→ **Document passage**:
Daniel Paul Halafihi Forrest (born 23 October 1984) is an English football coach and former professional player who played as a winger and a forward.

Playing career
Born in Keighley, Forrest began his career at Bradford City, where he was described as a "promising striker." He joined the club at the age of 9 during the same week as Kevin Sanasy. He made 50 appearances in the Football League for Bradford City, including scoring on his Football League debut.

He signed on loan for Halifax Town in August 2005, before signing permanently later that year. At Halifax Town he spent a loan spell at Hucknall Town in 2008 to regain fitness following an injury. He signed for Crawley Town in May 2008, signing a new contract with the club in May 2009. He was offered another contract by the club in April 2010, but he moved to Barrow in June 2010. While at Barrow he spent a loan spell at Guiseley in January 2011. He was released by Barrow in May 2011, joining Guiseley on a permanent deal. He left Guiseley in September 2012, and played for Harrogate Town before moving to Bradford Park Avenue in July 2013. After a short spell back with Guiseley, his third with the club, he signed for Gainsborough Trinity in November 2014, leaving the club in November 2015, retiring from football.

→ **Material provided**:
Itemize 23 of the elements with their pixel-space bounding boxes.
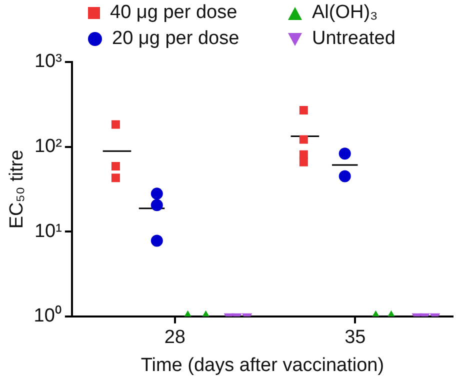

→ **Requirements**:
Continue the biography of footballer Daniel Forrest from its last sentence.

→ **The response**:
Coaching career
He returned to football in March 2016 with Silsden, as a player-assistant manager, scoring on his debut. He became manager in November 2016, and led the club to promotion from the North West Counties League First Division in the 2017–18 season.

He left Silsden in June 2022, to become assistant manager at Guiseley. He became interim manager in November 2022 after Danny Ellis was sacked, but left the club later that month after Paul Phillips was appointed the new manager.

Personal life
He is friends with Mark Trueman.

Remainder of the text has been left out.